>>>>>
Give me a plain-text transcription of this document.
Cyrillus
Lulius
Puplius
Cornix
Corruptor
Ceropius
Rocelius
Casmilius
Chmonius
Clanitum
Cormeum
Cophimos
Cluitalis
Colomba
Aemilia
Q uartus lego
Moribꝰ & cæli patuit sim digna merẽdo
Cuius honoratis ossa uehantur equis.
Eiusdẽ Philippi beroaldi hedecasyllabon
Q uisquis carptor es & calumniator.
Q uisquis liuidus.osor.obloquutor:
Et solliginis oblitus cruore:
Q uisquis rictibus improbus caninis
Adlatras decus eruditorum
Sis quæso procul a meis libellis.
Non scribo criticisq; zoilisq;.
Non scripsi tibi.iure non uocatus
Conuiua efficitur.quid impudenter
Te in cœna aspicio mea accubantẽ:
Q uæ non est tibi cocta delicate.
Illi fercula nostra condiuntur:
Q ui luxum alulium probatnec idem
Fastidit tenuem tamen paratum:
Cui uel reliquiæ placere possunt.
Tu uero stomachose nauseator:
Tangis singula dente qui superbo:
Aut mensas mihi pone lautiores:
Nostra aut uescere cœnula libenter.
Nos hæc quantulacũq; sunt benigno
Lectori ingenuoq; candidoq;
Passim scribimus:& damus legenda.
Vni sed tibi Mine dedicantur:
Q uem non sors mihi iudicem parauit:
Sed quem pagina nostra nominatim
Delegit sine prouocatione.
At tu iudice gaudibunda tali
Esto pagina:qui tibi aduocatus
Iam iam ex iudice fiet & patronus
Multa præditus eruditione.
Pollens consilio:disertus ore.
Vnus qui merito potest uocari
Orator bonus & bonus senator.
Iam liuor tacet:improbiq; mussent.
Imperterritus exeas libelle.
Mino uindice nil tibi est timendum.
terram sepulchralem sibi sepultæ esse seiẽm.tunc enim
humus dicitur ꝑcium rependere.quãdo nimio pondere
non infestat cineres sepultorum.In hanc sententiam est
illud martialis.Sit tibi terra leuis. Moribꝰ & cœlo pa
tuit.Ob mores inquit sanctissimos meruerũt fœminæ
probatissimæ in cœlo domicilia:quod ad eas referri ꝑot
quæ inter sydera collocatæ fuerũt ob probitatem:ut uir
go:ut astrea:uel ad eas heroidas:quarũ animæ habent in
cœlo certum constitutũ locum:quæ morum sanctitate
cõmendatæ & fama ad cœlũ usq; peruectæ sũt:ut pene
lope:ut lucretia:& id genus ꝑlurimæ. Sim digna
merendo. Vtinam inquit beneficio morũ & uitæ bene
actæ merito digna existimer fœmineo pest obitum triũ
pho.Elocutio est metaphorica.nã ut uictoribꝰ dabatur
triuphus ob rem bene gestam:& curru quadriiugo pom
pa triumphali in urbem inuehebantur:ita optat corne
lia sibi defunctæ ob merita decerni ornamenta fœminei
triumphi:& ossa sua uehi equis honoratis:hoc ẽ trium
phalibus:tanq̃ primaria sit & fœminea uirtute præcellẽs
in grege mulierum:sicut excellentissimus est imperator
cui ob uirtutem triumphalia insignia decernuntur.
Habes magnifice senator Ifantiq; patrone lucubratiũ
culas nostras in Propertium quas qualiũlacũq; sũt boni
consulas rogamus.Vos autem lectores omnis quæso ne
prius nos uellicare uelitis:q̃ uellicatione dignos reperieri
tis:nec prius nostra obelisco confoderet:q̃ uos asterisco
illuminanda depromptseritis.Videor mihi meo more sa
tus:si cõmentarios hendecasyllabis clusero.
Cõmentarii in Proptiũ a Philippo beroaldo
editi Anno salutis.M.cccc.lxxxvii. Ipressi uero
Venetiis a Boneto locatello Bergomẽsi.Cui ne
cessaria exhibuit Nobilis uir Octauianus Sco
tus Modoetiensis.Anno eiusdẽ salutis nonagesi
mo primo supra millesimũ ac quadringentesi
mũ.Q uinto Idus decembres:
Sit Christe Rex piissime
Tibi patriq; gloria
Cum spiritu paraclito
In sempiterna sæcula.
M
<<<<<
▶ **REQUEST**: Transcribe the whole listing with nothing added or left out.

▶ **FINISHED TASK**:
Give me a plain-text transcription of this document.
Cyrillus
Lulius
Puplius
Cornix
Corruptor
Ceropius
Rocelius
Casmilius
Chmonius
Clanitum
Cormeum
Cophimos
Cluitalis
Colomba
Aemilia
Q uartus lego
Moribꝰ & cæli patuit sim digna merẽdo
Cuius honoratis ossa uehantur equis.
Eiusdẽ Philippi beroaldi hedecasyllabon
Q uisquis carptor es & calumniator.
Q uisquis liuidus.osor.obloquutor:
Et solliginis oblitus cruore:
Q uisquis rictibus improbus caninis
Adlatras decus eruditorum
Sis quæso procul a meis libellis.
Non scribo criticisq; zoilisq;.
Non scripsi tibi.iure non uocatus
Conuiua efficitur.quid impudenter
Te in cœna aspicio mea accubantẽ:
Q uæ non est tibi cocta delicate.
Illi fercula nostra condiuntur:
Q ui luxum alulium probatnec idem
Fastidit tenuem tamen paratum:
Cui uel reliquiæ placere possunt.
Tu uero stomachose nauseator:
Tangis singula dente qui superbo:
Aut mensas mihi pone lautiores:
Nostra aut uescere cœnula libenter.
Nos hæc quantulacũq; sunt benigno
Lectori ingenuoq; candidoq;
Passim scribimus:& damus legenda.
Vni sed tibi Mine dedicantur:
Q uem non sors mihi iudicem parauit:
Sed quem pagina nostra nominatim
Delegit sine prouocatione.
At tu iudice gaudibunda tali
Esto pagina:qui tibi aduocatus
Iam iam ex iudice fiet & patronus
Multa præditus eruditione.
Pollens consilio:disertus ore.
Vnus qui merito potest uocari
Orator bonus & bonus senator.
Iam liuor tacet:improbiq; mussent.
Imperterritus exeas libelle.
Mino uindice nil tibi est timendum.
terram sepulchralem sibi sepultæ esse seiẽm.tunc enim
humus dicitur ꝑcium rependere.quãdo nimio pondere
non infestat cineres sepultorum.In hanc sententiam est
illud martialis.Sit tibi terra leuis. Moribꝰ & cœlo pa
tuit.Ob mores inquit sanctissimos meruerũt fœminæ
probatissimæ in cœlo domicilia:quod ad eas referri ꝑot
quæ inter sydera collocatæ fuerũt ob probitatem:ut uir
go:ut astrea:uel ad eas heroidas:quarũ animæ habent in
cœlo certum constitutũ locum:quæ morum sanctitate
cõmendatæ & fama ad cœlũ usq; peruectæ sũt:ut pene
lope:ut lucretia:& id genus ꝑlurimæ. Sim digna
merendo. Vtinam inquit beneficio morũ & uitæ bene
actæ merito digna existimer fœmineo pest obitum triũ
pho.Elocutio est metaphorica.nã ut uictoribꝰ dabatur
triuphus ob rem bene gestam:& curru quadriiugo pom
pa triumphali in urbem inuehebantur:ita optat corne
lia sibi defunctæ ob merita decerni ornamenta fœminei
triumphi:& ossa sua uehi equis honoratis:hoc ẽ trium
phalibus:tanq̃ primaria sit & fœminea uirtute præcellẽs
in grege mulierum:sicut excellentissimus est imperator
cui ob uirtutem triumphalia insignia decernuntur.
Habes magnifice senator Ifantiq; patrone lucubratiũ
culas nostras in Propertium quas qualiũlacũq; sũt boni
consulas rogamus.Vos autem lectores omnis quæso ne
prius nos uellicare uelitis:q̃ uellicatione dignos reperieri
tis:nec prius nostra obelisco confoderet:q̃ uos asterisco
illuminanda depromptseritis.Videor mihi meo more sa
tus:si cõmentarios hendecasyllabis clusero.
Cõmentarii in Proptiũ a Philippo beroaldo
editi Anno salutis.M.cccc.lxxxvii. Ipressi uero
Venetiis a Boneto locatello Bergomẽsi.Cui ne
cessaria exhibuit Nobilis uir Octauianus Sco
tus Modoetiensis.Anno eiusdẽ salutis nonagesi
mo primo supra millesimũ ac quadringentesi
mũ.Q uinto Idus decembres:
Sit Christe Rex piissime
Tibi patriq; gloria
Cum spiritu paraclito
In sempiterna sæcula.
M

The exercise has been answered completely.